▸ **Required task**:
Copy out every line of the data exactly.

▸ **Data rows**:
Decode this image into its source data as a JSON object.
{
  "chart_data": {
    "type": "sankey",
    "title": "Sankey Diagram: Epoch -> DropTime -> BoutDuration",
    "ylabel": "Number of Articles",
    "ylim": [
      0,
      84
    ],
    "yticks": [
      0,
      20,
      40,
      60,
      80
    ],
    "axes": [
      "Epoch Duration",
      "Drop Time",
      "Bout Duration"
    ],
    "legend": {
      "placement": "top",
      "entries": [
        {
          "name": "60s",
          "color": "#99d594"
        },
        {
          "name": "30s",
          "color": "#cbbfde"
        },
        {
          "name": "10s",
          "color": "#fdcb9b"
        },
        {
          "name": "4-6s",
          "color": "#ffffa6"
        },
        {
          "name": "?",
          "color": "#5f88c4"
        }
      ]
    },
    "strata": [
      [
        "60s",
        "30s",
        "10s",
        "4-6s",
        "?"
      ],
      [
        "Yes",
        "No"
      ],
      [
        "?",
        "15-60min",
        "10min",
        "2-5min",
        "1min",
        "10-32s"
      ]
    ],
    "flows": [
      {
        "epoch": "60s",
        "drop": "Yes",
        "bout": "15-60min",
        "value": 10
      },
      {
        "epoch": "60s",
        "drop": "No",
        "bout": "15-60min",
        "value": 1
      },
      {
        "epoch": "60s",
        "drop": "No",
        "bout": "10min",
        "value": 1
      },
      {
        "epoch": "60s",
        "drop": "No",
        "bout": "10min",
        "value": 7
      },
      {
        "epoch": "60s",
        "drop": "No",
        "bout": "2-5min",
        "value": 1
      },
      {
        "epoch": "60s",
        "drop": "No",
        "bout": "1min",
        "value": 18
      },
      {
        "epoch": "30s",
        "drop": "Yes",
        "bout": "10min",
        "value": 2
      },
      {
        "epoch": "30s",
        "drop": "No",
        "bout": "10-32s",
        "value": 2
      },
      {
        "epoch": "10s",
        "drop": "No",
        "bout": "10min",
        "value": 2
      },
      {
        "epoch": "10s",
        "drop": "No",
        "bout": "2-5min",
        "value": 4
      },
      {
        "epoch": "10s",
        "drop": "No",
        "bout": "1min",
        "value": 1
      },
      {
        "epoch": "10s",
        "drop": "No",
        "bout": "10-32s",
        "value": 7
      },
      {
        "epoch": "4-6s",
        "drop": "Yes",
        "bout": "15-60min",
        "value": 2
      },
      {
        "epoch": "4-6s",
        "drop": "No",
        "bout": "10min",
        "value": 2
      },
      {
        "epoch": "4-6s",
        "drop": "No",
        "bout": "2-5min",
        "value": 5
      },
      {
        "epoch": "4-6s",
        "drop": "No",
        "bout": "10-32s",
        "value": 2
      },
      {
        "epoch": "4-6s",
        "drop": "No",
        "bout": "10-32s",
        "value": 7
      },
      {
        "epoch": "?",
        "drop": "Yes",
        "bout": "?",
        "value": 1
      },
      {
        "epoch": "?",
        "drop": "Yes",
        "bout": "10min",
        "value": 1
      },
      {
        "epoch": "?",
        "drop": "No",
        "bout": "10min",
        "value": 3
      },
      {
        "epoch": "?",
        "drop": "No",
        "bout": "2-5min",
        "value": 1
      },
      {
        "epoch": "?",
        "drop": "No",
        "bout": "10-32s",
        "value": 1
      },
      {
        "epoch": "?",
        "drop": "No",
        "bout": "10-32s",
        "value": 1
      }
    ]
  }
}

▸ **Exercise answer**:
Decode this image into its source data as a JSON object.
{
  "chart_data": {
    "type": "sankey",
    "title": "Sankey Diagram: Epoch -> DropTime -> BoutDuration",
    "ylabel": "Number of Articles",
    "ylim": [
      0,
      84
    ],
    "yticks": [
      0,
      20,
      40,
      60,
      80
    ],
    "axes": [
      "Epoch Duration",
      "Drop Time",
      "Bout Duration"
    ],
    "legend": {
      "placement": "top",
      "entries": [
        {
          "name": "60s",
          "color": "#99d594"
        },
        {
          "name": "30s",
          "color": "#cbbfde"
        },
        {
          "name": "10s",
          "color": "#fdcb9b"
        },
        {
          "name": "4-6s",
          "color": "#ffffa6"
        },
        {
          "name": "?",
          "color": "#5f88c4"
        }
      ]
    },
    "strata": [
      [
        "60s",
        "30s",
        "10s",
        "4-6s",
        "?"
      ],
      [
        "Yes",
        "No"
      ],
      [
        "?",
        "15-60min",
        "10min",
        "2-5min",
        "1min",
        "10-32s"
      ]
    ],
    "flows": [
      {
        "epoch": "60s",
        "drop": "Yes",
        "bout": "15-60min",
        "value": 10
      },
      {
        "epoch": "60s",
        "drop": "No",
        "bout": "15-60min",
        "value": 1
      },
      {
        "epoch": "60s",
        "drop": "No",
        "bout": "10min",
        "value": 1
      },
      {
        "epoch": "60s",
        "drop": "No",
        "bout": "10min",
        "value": 7
      },
      {
        "epoch": "60s",
        "drop": "No",
        "bout": "2-5min",
        "value": 1
      },
      {
        "epoch": "60s",
        "drop": "No",
        "bout": "1min",
        "value": 18
      },
      {
        "epoch": "30s",
        "drop": "Yes",
        "bout": "10min",
        "value": 2
      },
      {
        "epoch": "30s",
        "drop": "No",
        "bout": "10-32s",
        "value": 2
      },
      {
        "epoch": "10s",
        "drop": "No",
        "bout": "10min",
        "value": 2
      },
      {
        "epoch": "10s",
        "drop": "No",
        "bout": "2-5min",
        "value": 4
      },
      {
        "epoch": "10s",
        "drop": "No",
        "bout": "1min",
        "value": 1
      },
      {
        "epoch": "10s",
        "drop": "No",
        "bout": "10-32s",
        "value": 7
      },
      {
        "epoch": "4-6s",
        "drop": "Yes",
        "bout": "15-60min",
        "value": 2
      },
      {
        "epoch": "4-6s",
        "drop": "No",
        "bout": "10min",
        "value": 2
      },
      {
        "epoch": "4-6s",
        "drop": "No",
        "bout": "2-5min",
        "value": 5
      },
      {
        "epoch": "4-6s",
        "drop": "No",
        "bout": "10-32s",
        "value": 2
      },
      {
        "epoch": "4-6s",
        "drop": "No",
        "bout": "10-32s",
        "value": 7
      },
      {
        "epoch": "?",
        "drop": "Yes",
        "bout": "?",
        "value": 1
      },
      {
        "epoch": "?",
        "drop": "Yes",
        "bout": "10min",
        "value": 1
      },
      {
        "epoch": "?",
        "drop": "No",
        "bout": "10min",
        "value": 3
      },
      {
        "epoch": "?",
        "drop": "No",
        "bout": "2-5min",
        "value": 1
      },
      {
        "epoch": "?",
        "drop": "No",
        "bout": "10-32s",
        "value": 1
      },
      {
        "epoch": "?",
        "drop": "No",
        "bout": "10-32s",
        "value": 1
      }
    ]
  }
}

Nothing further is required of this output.